• **Recorded data**:
** begin **
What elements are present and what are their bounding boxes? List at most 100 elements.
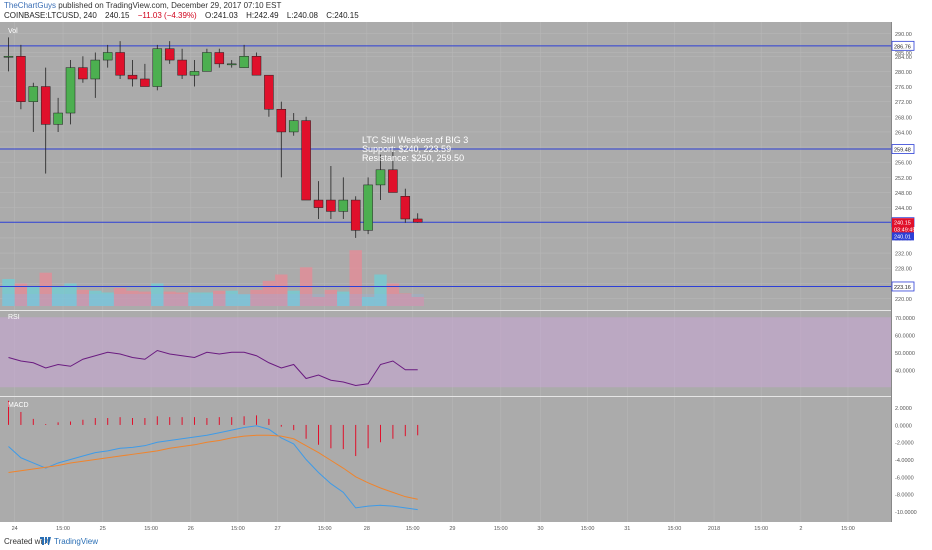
volume-bar [113,288,127,306]
candle-up [288,120,299,133]
symbol-label: COINBASE:LTCUSD, 240 [4,11,97,20]
volume-bar [14,283,28,306]
candle-down [313,199,324,208]
volume-bar [64,283,77,306]
symbol-info: COINBASE:LTCUSD, 240 240.15 −11.03 (−4.3… [4,11,365,20]
candle-down [388,169,398,193]
price-tick-label: 264.00 [895,130,912,136]
time-tick-label: 24 [12,526,18,532]
price-tag-label: 240.01 [894,235,911,241]
price-tag [892,232,914,241]
annotation-support: Support: $240, 223.59 [362,144,451,154]
time-tick-label: 15:00 [56,526,70,532]
rsi-tick-label: 50.0000 [895,351,915,357]
candle-up [375,169,386,186]
price-tick-label: 252.00 [895,176,912,182]
candle-down [400,196,411,220]
ohlc-high: H:242.49 [246,11,279,20]
author-link[interactable]: TheChartGuys [4,1,57,10]
volume-ma-band [2,294,424,306]
chart-annotation[interactable]: LTC Still Weakest of BIG 3 Support: $240… [362,135,468,163]
time-tick-label: 26 [188,526,194,532]
candles [3,37,423,238]
volume-bar [337,291,350,306]
level-tag-label: 286.76 [894,44,911,50]
signal-line [8,434,418,500]
candle-down [412,218,423,223]
level-tag-label: 259.48 [894,148,911,154]
ohlc-close: C:240.15 [326,11,359,20]
volume-bar [213,290,226,306]
candle-down [78,67,88,80]
candle-down [214,52,225,65]
candle-down [301,120,311,201]
volume-bar [349,250,362,306]
volume-bar [386,283,400,306]
candle-down [350,199,361,231]
candle-up [90,59,101,80]
price-tick-label: 248.00 [895,191,912,197]
price-tick-label: 276.00 [895,85,912,91]
tradingview-brand[interactable]: TradingView [54,537,99,546]
volume-bar [138,291,152,306]
price-tick-label: 232.00 [895,252,912,258]
candle-up [28,86,39,102]
plot-background [0,22,891,522]
time-tick-label: 15:00 [667,526,681,532]
candle-down [40,86,51,125]
price-tick-label: 284.00 [895,55,912,61]
volume-bar [101,292,114,306]
volume-bar [39,272,52,306]
macd-tick-label: 2.0000 [895,406,912,412]
candle-up [53,112,63,125]
price-tag-label: 03:49:45 [894,227,915,233]
price-tag-label: 240.15 [894,220,911,226]
last-price: 240.15 [105,11,130,20]
price-tick-label: 272.00 [895,100,912,106]
time-tick-label: 2018 [708,526,720,532]
annotation-title: LTC Still Weakest of BIG 3 [362,135,468,145]
price-tag [892,218,914,227]
time-tick-label: 15:00 [841,526,855,532]
price-axis-background [891,22,932,533]
price-tick-label: 244.00 [895,206,912,212]
volume-bar [237,294,251,306]
candle-up [226,63,237,66]
candle-down [251,56,262,76]
publish-info: TheChartGuys published on TradingView.co… [4,1,281,10]
level-tag-label: 223.16 [894,285,911,291]
candle-down [16,56,26,102]
rsi-tick-label: 40.0000 [895,368,915,374]
rsi-tick-label: 70.0000 [895,316,915,322]
volume-bar [200,292,214,306]
volume-bar [225,290,238,306]
ohlc-open: O:241.03 [204,11,238,20]
time-tick-label: 31 [624,526,630,532]
ltcusd-chart[interactable]: 70.0000 60.0000 50.0000 40.0000 2.0000 0.000… [0,22,932,533]
volume-bar [374,274,387,306]
candle-down [140,78,150,87]
level-lines [0,45,891,287]
volume-bar [411,297,424,306]
volume-bar [275,274,288,306]
price-change: −11.03 (−4.39%) [137,11,197,20]
footer: Created with TradingView [0,533,932,550]
volume-bars [2,250,424,306]
candle-down [326,199,336,212]
volume-bar [324,289,338,306]
macd-tick-label: -2.0000 [895,441,914,447]
candle-down [164,48,175,61]
volume-bar [361,297,375,306]
candle-up [239,56,249,68]
time-axis: 24 15:00 25 15:00 26 15:00 27 15:00 28 15:00 29 15:… [0,522,891,533]
volume-bar [250,289,263,306]
candle-up [363,184,373,231]
tradingview-logo-icon [40,537,51,545]
volume-bar [126,290,139,306]
volume-bar [89,290,102,306]
volume-bar [399,293,412,306]
level-tag [891,40,915,51]
grid [0,22,891,522]
annotation-resistance: Resistance: $250, 259.50 [362,153,464,163]
macd-tick-label: -8.0000 [895,493,914,499]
** end **
• **Exercise details**:
Reproduce the data above word for word, and leave the picture out of your answer.

• **Complete output**:
What elements are present and what are their bounding boxes? List at most 100 elements.
volume-bar [113,288,127,306]
candle-up [288,120,299,133]
symbol-label: COINBASE:LTCUSD, 240 [4,11,97,20]
volume-bar [14,283,28,306]
candle-down [313,199,324,208]
volume-bar [64,283,77,306]
symbol-info: COINBASE:LTCUSD, 240 240.15 −11.03 (−4.3… [4,11,365,20]
candle-down [388,169,398,193]
price-tick-label: 264.00 [895,130,912,136]
time-tick-label: 24 [12,526,18,532]
price-tag-label: 240.01 [894,235,911,241]
price-tag [892,232,914,241]
annotation-support: Support: $240, 223.59 [362,144,451,154]
time-tick-label: 15:00 [56,526,70,532]
rsi-tick-label: 50.0000 [895,351,915,357]
candle-up [375,169,386,186]
price-tick-label: 252.00 [895,176,912,182]
candle-down [400,196,411,220]
ohlc-high: H:242.49 [246,11,279,20]
author-link[interactable]: TheChartGuys [4,1,57,10]
volume-ma-band [2,294,424,306]
chart-annotation[interactable]: LTC Still Weakest of BIG 3 Support: $240… [362,135,468,163]
time-tick-label: 26 [188,526,194,532]
candles [3,37,423,238]
volume-bar [337,291,350,306]
level-tag-label: 286.76 [894,44,911,50]
signal-line [8,434,418,500]
candle-down [412,218,423,223]
level-tag-label: 259.48 [894,148,911,154]
ohlc-close: C:240.15 [326,11,359,20]
volume-bar [213,290,226,306]
candle-down [78,67,88,80]
candle-down [214,52,225,65]
candle-down [301,120,311,201]
volume-bar [349,250,362,306]
volume-bar [386,283,400,306]
candle-down [350,199,361,231]
candle-up [90,59,101,80]
price-tick-label: 248.00 [895,191,912,197]
price-tick-label: 276.00 [895,85,912,91]
tradingview-brand[interactable]: TradingView [54,537,99,546]
volume-bar [138,291,152,306]
price-tick-label: 232.00 [895,252,912,258]
candle-up [28,86,39,102]
plot-background [0,22,891,522]
time-tick-label: 15:00 [667,526,681,532]
candle-down [40,86,51,125]
price-tick-label: 284.00 [895,55,912,61]
volume-bar [101,292,114,306]
volume-bar [39,272,52,306]
macd-tick-label: 2.0000 [895,406,912,412]
candle-up [53,112,63,125]
price-tag-label: 03:49:45 [894,227,915,233]
price-tag-label: 240.15 [894,220,911,226]
last-price: 240.15 [105,11,130,20]
price-tick-label: 272.00 [895,100,912,106]
time-tick-label: 2018 [708,526,720,532]
annotation-title: LTC Still Weakest of BIG 3 [362,135,468,145]
price-tag [892,218,914,227]
time-tick-label: 15:00 [841,526,855,532]
price-axis-background [891,22,932,533]
price-tick-label: 244.00 [895,206,912,212]
volume-bar [237,294,251,306]
candle-up [226,63,237,66]
candle-down [251,56,262,76]
publish-info: TheChartGuys published on TradingView.co… [4,1,281,10]
level-tag-label: 223.16 [894,285,911,291]
candle-down [16,56,26,102]
rsi-tick-label: 40.0000 [895,368,915,374]
rsi-tick-label: 70.0000 [895,316,915,322]
volume-bar [200,292,214,306]
volume-bar [225,290,238,306]
ohlc-open: O:241.03 [204,11,238,20]
time-tick-label: 31 [624,526,630,532]
ltcusd-chart[interactable]: 70.0000 60.0000 50.0000 40.0000 2.0000 0.000… [0,22,932,533]
volume-bar [374,274,387,306]
candle-down [140,78,150,87]
level-lines [0,45,891,287]
volume-bar [411,297,424,306]
volume-bar [275,274,288,306]
price-change: −11.03 (−4.39%) [137,11,197,20]
footer: Created with TradingView [0,533,932,550]
volume-bars [2,250,424,306]
candle-down [326,199,336,212]
volume-bar [324,289,338,306]
macd-tick-label: -2.0000 [895,441,914,447]
candle-down [164,48,175,61]
volume-bar [361,297,375,306]
candle-up [239,56,249,68]
time-axis: 24 15:00 25 15:00 26 15:00 27 15:00 28 15:00 29 15:… [0,522,891,533]
volume-bar [250,289,263,306]
candle-up [363,184,373,231]
tradingview-logo-icon [40,537,51,545]
volume-bar [126,290,139,306]
volume-bar [89,290,102,306]
volume-bar [399,293,412,306]
level-tag [891,40,915,51]
grid [0,22,891,522]
annotation-resistance: Resistance: $250, 259.50 [362,153,464,163]
macd-tick-label: -8.0000 [895,493,914,499]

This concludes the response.